▸ Quoted passage:

This $60 million project will be the world’s largest passive house-certified building, with 10% more conditioned passive house floor area than the Lodenareal 354 flat project in Innsbruck, Austria. Utilizing lean design and construction, Arnold Development Group and dedicated, highly motivated design and IPD teams worked closely with Passiv Science to ensure the project would meet PHIUS+ 2015 Passive Building Criteria. Built to last 200 plus years, the concrete structure features urban farming on the roof, 20% affordable housing, a $4 per SF lower first cost, and a 19% total lower lifecycle cost than stick-built multi-family buildings. The Arnold Development Group, a certified B-corporation, intends to replicate the model in five cities in the U.S. and create 20,000 high-performance housing units by 2026.
Kevin Collison wrote for CitySceneKC in April 2019 that work is progressing well on the 276-unit Second and Delaware apartment development. Its energy-efficient concrete walls rapidly rise beneath a tower crane visible throughout the River Market area. The building will consume 90% less energy than standard buildings, making Second and Delaware one of the most efficient buildings on the planet. Expected completion by August 2020.

▸ Set task 1: Output as a JSON list of strings, one string per line, everything in the listing from its first line down to the line containing "Extract all elements", both included. Skip blank lines and leave out the pictures.

(Element and region listings)
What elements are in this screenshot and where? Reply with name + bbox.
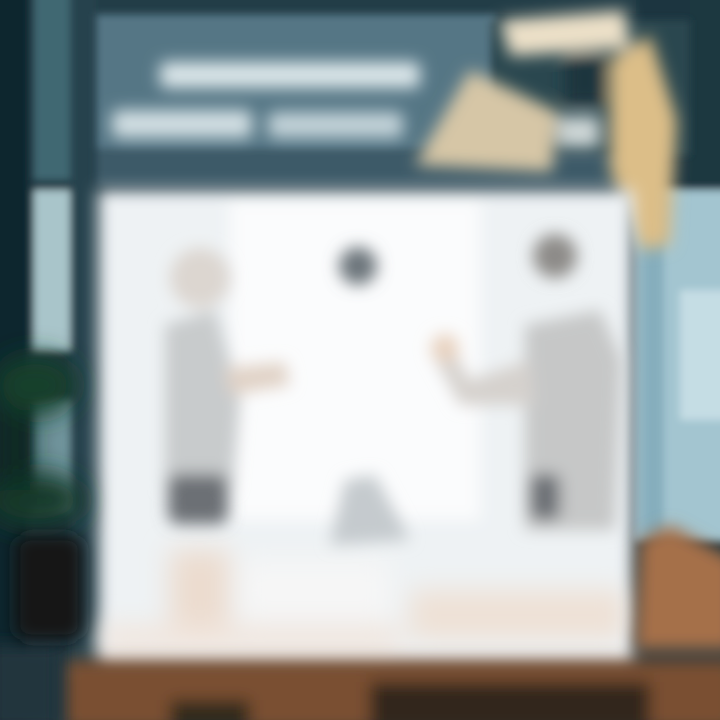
heading text lines, illegible [112, 62, 420, 138]
table wood edge [65, 525, 720, 720]
floor bottom left [0, 645, 58, 720]
plant pot [15, 535, 83, 640]
person: left [165, 248, 290, 524]
person: right [430, 234, 622, 530]
plant [0, 355, 85, 528]
upper heading panel [96, 14, 690, 186]
person: middle [330, 247, 410, 545]
whiteboard [98, 190, 633, 670]
pendant lamps [415, 10, 677, 250]
table surface [100, 550, 625, 653]
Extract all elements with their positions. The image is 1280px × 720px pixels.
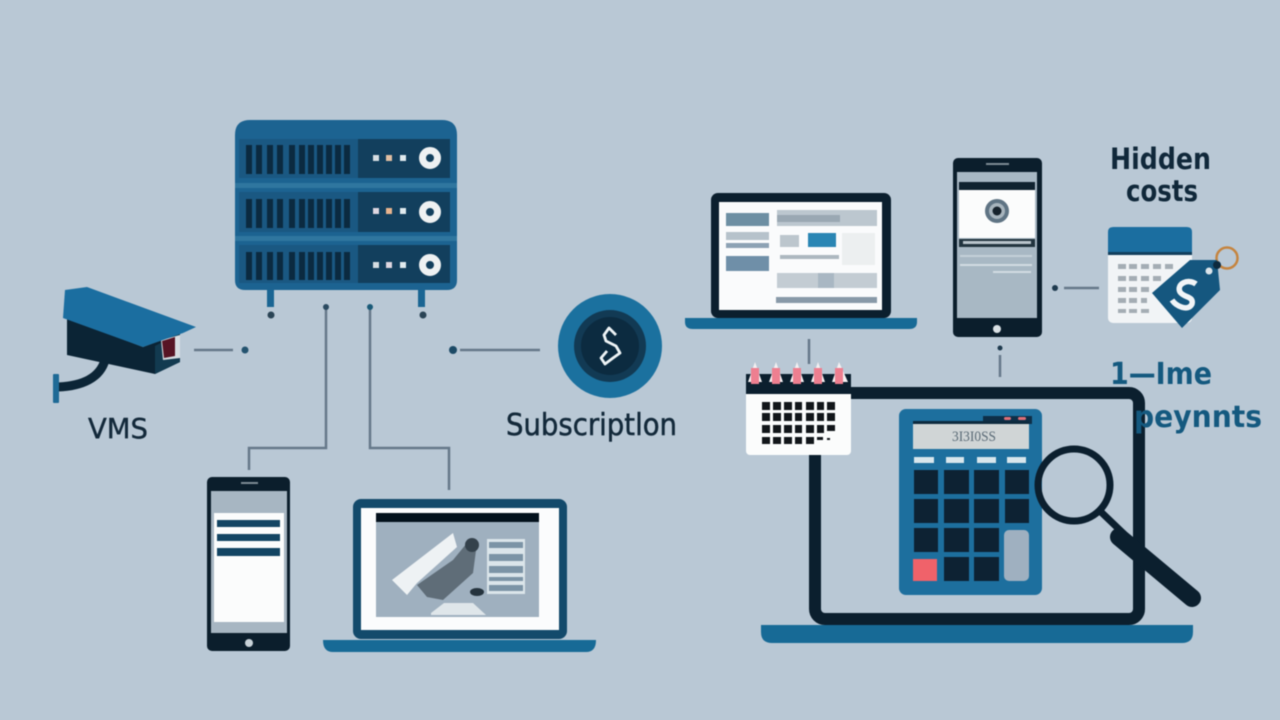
calendar date grid (762, 402, 835, 444)
icon: security camera (53, 287, 196, 403)
heading: Hidden costs: Hidden (1110, 142, 1211, 176)
connectors: server to devices (194, 285, 1099, 490)
heading: Hidden costs: costs (1126, 174, 1198, 208)
server dials (422, 150, 438, 272)
calculator readout: 3I3I0SS (952, 429, 996, 445)
heading: 1-Ime peynnts (1110, 357, 1262, 435)
icon: laptop with video feed (323, 499, 596, 652)
icon: subscription coin (558, 294, 662, 398)
label: Subscription: Subscriptlon (506, 408, 677, 443)
calendar rings (748, 362, 848, 384)
server vents (246, 145, 350, 280)
icon: magnifying glass (1038, 449, 1192, 598)
icon: mobile phone, upper right (953, 158, 1042, 337)
icon: calendar (746, 362, 851, 455)
server status lights (373, 155, 406, 268)
icon: mobile phone, lower left (207, 477, 290, 651)
icon: calculator (899, 409, 1042, 595)
heading: 1-Ime peynnts: peynnts (1134, 400, 1262, 435)
calculator keypad (914, 470, 1029, 581)
icon: laptop with dashboard (685, 193, 917, 329)
icon: large laptop frame (761, 393, 1193, 643)
label: VMS: VMS (88, 412, 148, 445)
heading: 1-Ime peynnts: 1—Ime (1110, 357, 1212, 392)
calculator function keys (914, 457, 1026, 463)
icon: server rack (235, 120, 457, 318)
heading: Hidden costs (1110, 142, 1211, 208)
icon: invoice with price tag (1108, 227, 1238, 328)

▸ Set task 2: Copy everything in the passage on the passive house apartment project from "Kevin Collison wrote" down to "by August 2020.", word for word.

▸ Right answer 1:
[
  "What elements are in this screenshot and where? Reply with name + bbox.",
  "heading text lines, illegible [112, 62, 420, 138]",
  "table wood edge [65, 525, 720, 720]",
  "floor bottom left [0, 645, 58, 720]",
  "plant pot [15, 535, 83, 640]",
  "person: left [165, 248, 290, 524]",
  "person: right [430, 234, 622, 530]",
  "plant [0, 355, 85, 528]",
  "upper heading panel [96, 14, 690, 186]",
  "person: middle [330, 247, 410, 545]",
  "whiteboard [98, 190, 633, 670]",
  "pendant lamps [415, 10, 677, 250]",
  "table surface [100, 550, 625, 653]",
  "Extract all elements with their positions. The image is 1280px × 720px pixels."
]

▸ Right answer 2:
Kevin Collison wrote for CitySceneKC in April 2019 that work is progressing well on the 276-unit Second and Delaware apartment development. Its energy-efficient concrete walls rapidly rise beneath a tower crane visible throughout the River Market area. The building will consume 90% less energy than standard buildings, making Second and Delaware one of the most efficient buildings on the planet. Expected completion by August 2020.